» **Supplied records**:
--

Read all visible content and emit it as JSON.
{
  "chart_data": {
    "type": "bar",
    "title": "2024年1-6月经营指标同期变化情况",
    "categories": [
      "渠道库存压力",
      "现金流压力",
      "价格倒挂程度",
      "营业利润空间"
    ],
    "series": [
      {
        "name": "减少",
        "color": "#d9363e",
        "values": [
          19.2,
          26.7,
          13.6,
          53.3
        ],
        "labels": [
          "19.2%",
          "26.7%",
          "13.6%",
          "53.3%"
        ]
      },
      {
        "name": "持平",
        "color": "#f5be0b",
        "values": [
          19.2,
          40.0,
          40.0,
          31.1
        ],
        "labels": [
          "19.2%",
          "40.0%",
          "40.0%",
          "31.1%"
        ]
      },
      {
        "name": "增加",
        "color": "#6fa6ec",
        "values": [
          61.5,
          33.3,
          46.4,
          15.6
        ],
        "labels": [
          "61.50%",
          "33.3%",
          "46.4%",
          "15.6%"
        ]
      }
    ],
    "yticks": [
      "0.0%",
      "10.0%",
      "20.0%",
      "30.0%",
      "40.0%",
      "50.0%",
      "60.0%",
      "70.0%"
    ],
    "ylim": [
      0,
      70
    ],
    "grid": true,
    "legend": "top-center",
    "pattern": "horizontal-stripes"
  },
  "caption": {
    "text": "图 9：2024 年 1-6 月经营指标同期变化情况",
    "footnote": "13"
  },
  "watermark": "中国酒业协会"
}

--

» **Problem statement**: Transcribe every record above exactly as it appears.

» **Exercise result**:
Read all visible content and emit it as JSON.
{
  "chart_data": {
    "type": "bar",
    "title": "2024年1-6月经营指标同期变化情况",
    "categories": [
      "渠道库存压力",
      "现金流压力",
      "价格倒挂程度",
      "营业利润空间"
    ],
    "series": [
      {
        "name": "减少",
        "color": "#d9363e",
        "values": [
          19.2,
          26.7,
          13.6,
          53.3
        ],
        "labels": [
          "19.2%",
          "26.7%",
          "13.6%",
          "53.3%"
        ]
      },
      {
        "name": "持平",
        "color": "#f5be0b",
        "values": [
          19.2,
          40.0,
          40.0,
          31.1
        ],
        "labels": [
          "19.2%",
          "40.0%",
          "40.0%",
          "31.1%"
        ]
      },
      {
        "name": "增加",
        "color": "#6fa6ec",
        "values": [
          61.5,
          33.3,
          46.4,
          15.6
        ],
        "labels": [
          "61.50%",
          "33.3%",
          "46.4%",
          "15.6%"
        ]
      }
    ],
    "yticks": [
      "0.0%",
      "10.0%",
      "20.0%",
      "30.0%",
      "40.0%",
      "50.0%",
      "60.0%",
      "70.0%"
    ],
    "ylim": [
      0,
      70
    ],
    "grid": true,
    "legend": "top-center",
    "pattern": "horizontal-stripes"
  },
  "caption": {
    "text": "图 9：2024 年 1-6 月经营指标同期变化情况",
    "footnote": "13"
  },
  "watermark": "中国酒业协会"
}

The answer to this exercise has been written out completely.